SHORT EXERCISE: Answer with the number of lines in the listing below that contain the word "Acquisition", and nothing else.

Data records

====

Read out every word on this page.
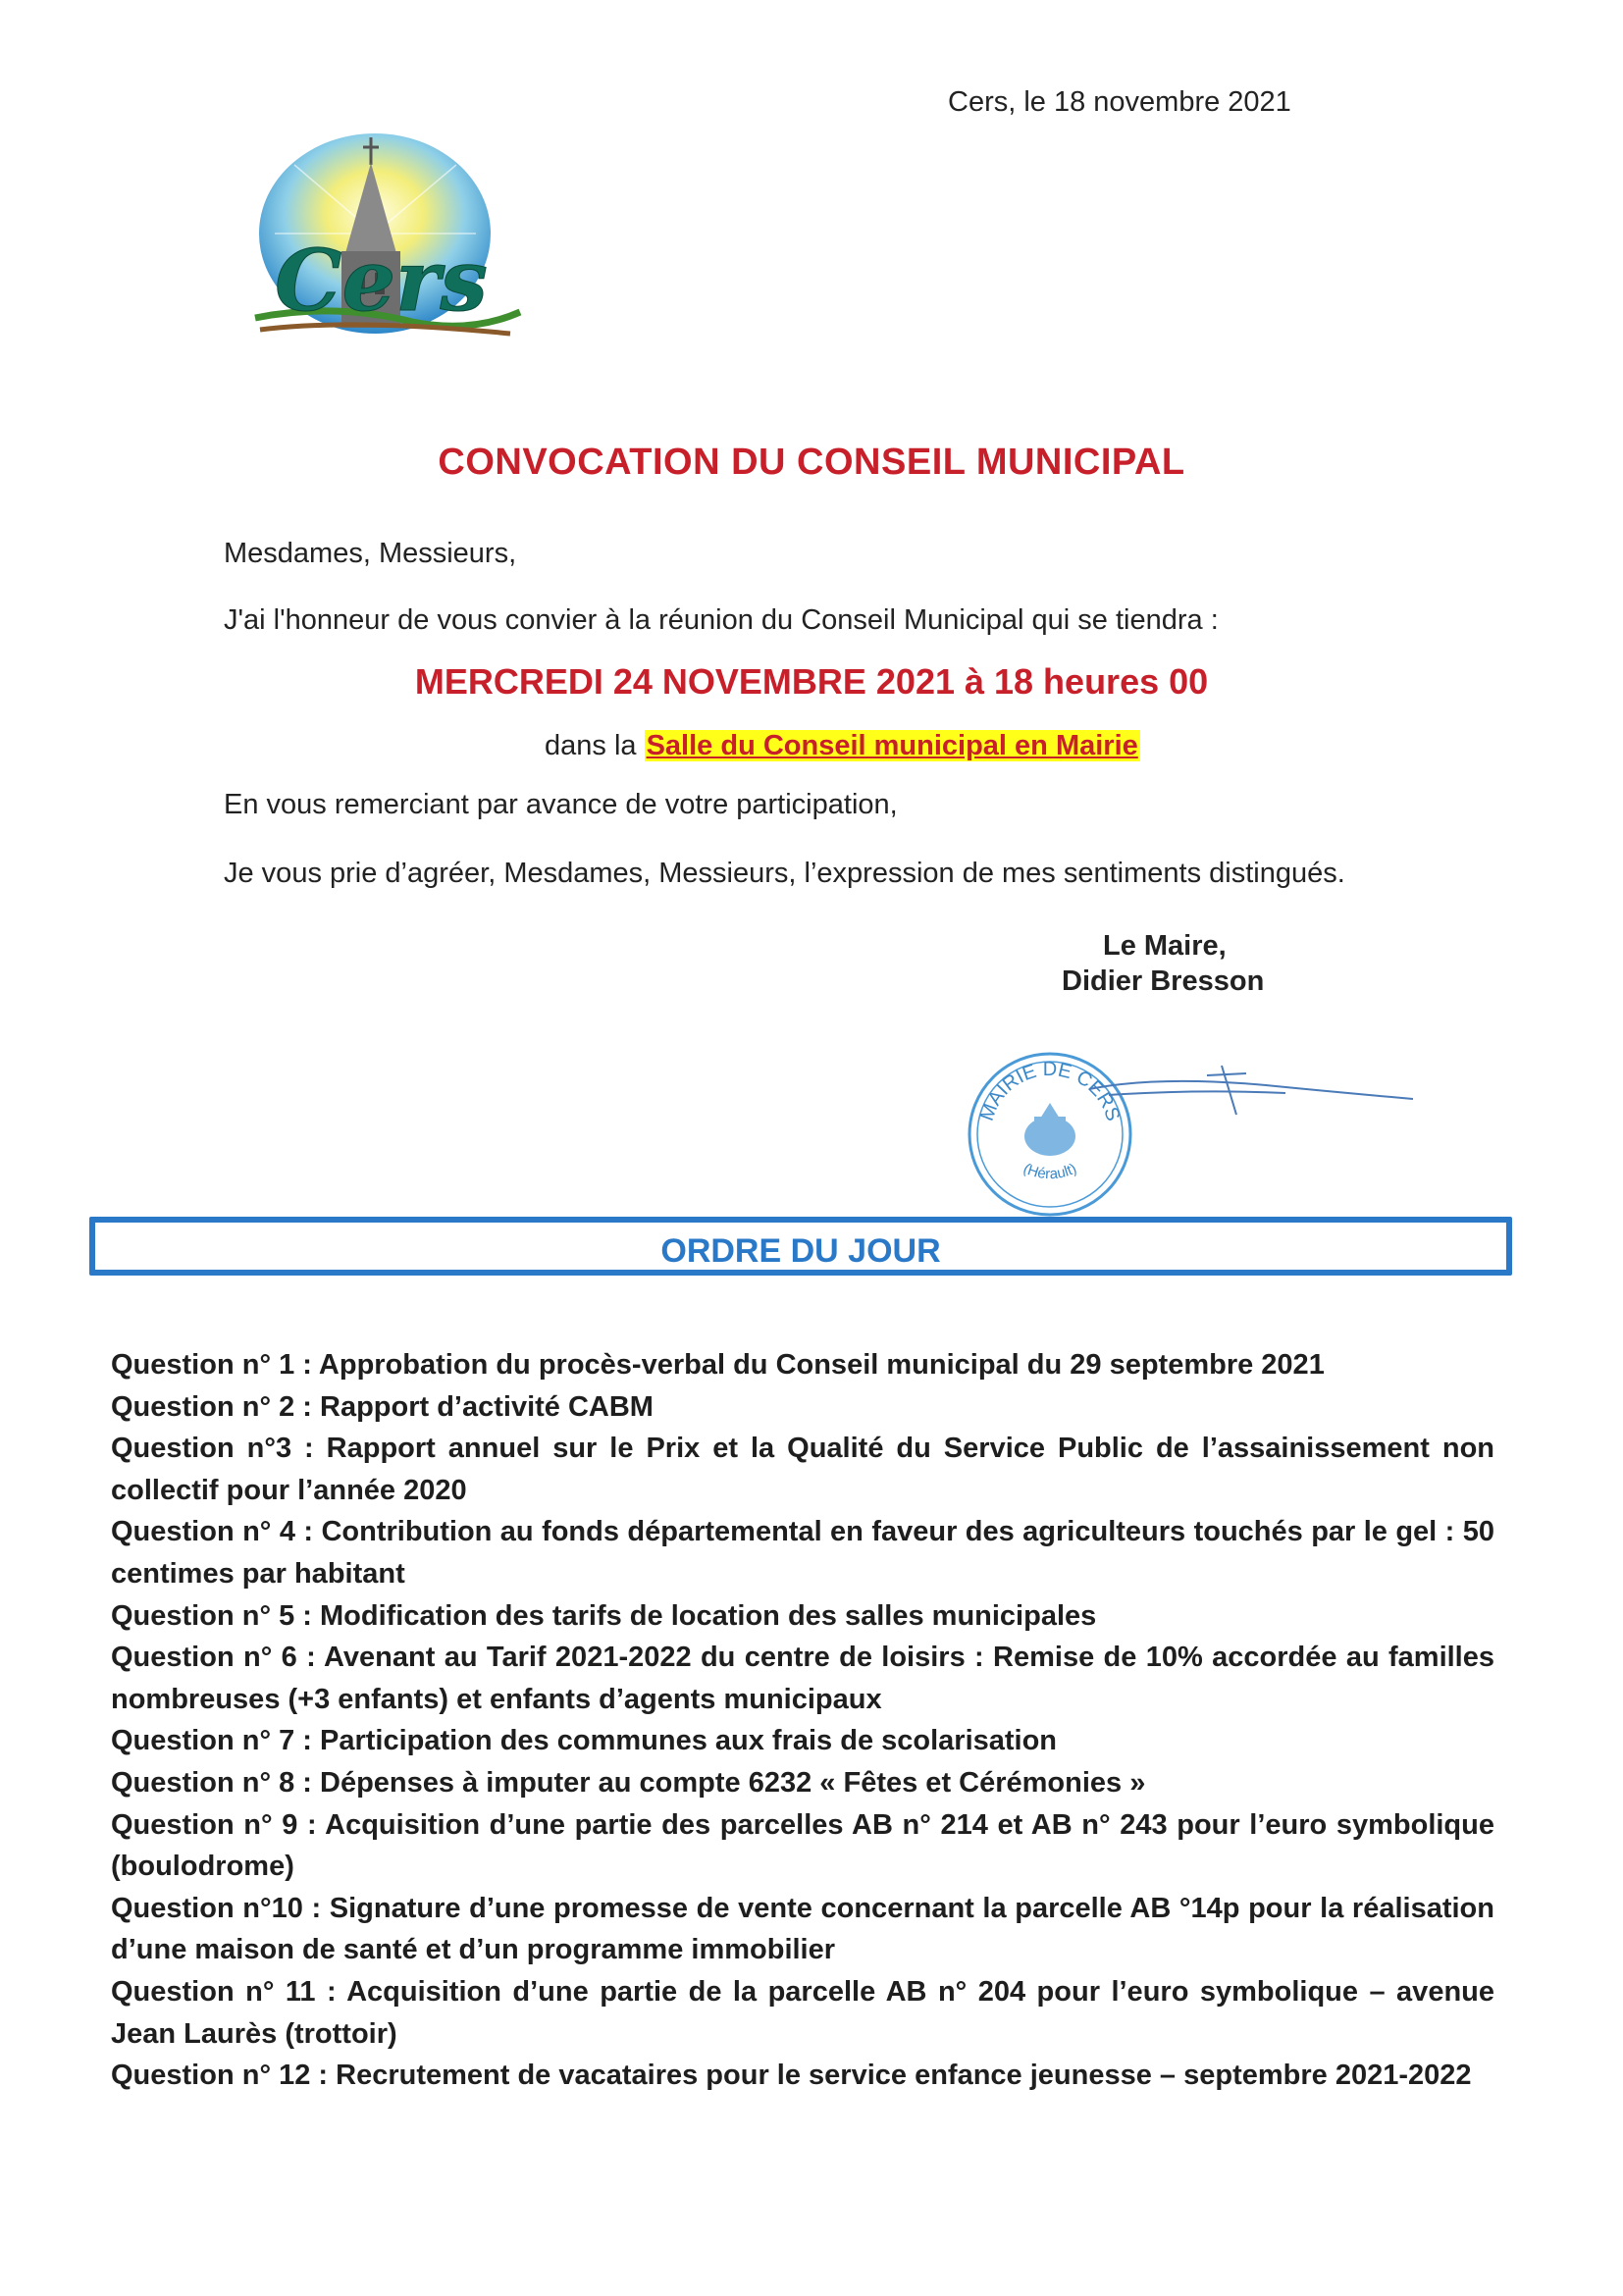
Cers, le 18 novembre 2021
Cers
CONVOCATION DU CONSEIL MUNICIPAL
Mesdames, Messieurs,
J'ai l'honneur de vous convier à la réunion du Conseil Municipal qui se tiendra :
MERCREDI 24 NOVEMBRE 2021 à 18 heures 00
dans la Salle du Conseil municipal en Mairie
En vous remerciant par avance de votre participation,
Je vous prie d’agréer, Mesdames, Messieurs, l’expression de mes sentiments distingués.
Le Maire,
Didier Bresson
MAIRIE DE CERS
(Hérault)
ORDRE DU JOUR
Question n° 1 : Approbation du procès-verbal du Conseil municipal du 29 septembre 2021
Question n° 2 : Rapport d’activité CABM
Question n°3 : Rapport annuel sur le Prix et la Qualité du Service Public de l’assainissement non collectif pour l’année 2020
Question n° 4 : Contribution au fonds départemental en faveur des agriculteurs touchés par le gel : 50 centimes par habitant
Question n° 5 : Modification des tarifs de location des salles municipales
Question n° 6 : Avenant au Tarif 2021-2022 du centre de loisirs : Remise de 10% accordée au familles nombreuses (+3 enfants) et enfants d’agents municipaux
Question n° 7 : Participation des communes aux frais de scolarisation
Question n° 8 : Dépenses à imputer au compte 6232 « Fêtes et Cérémonies »
Question n° 9 : Acquisition d’une partie des parcelles AB n° 214 et AB n° 243 pour l’euro symbolique (boulodrome)
Question n°10 : Signature d’une promesse de vente concernant la parcelle AB °14p pour la réalisation d’une maison de santé et d’un programme immobilier
Question n° 11 : Acquisition d’une partie de la parcelle AB n° 204 pour l’euro symbolique – avenue Jean Laurès (trottoir)
Question n° 12 : Recrutement de vacataires pour le service enfance jeunesse – septembre 2021-2022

====

WRITTEN SOLUTION: 2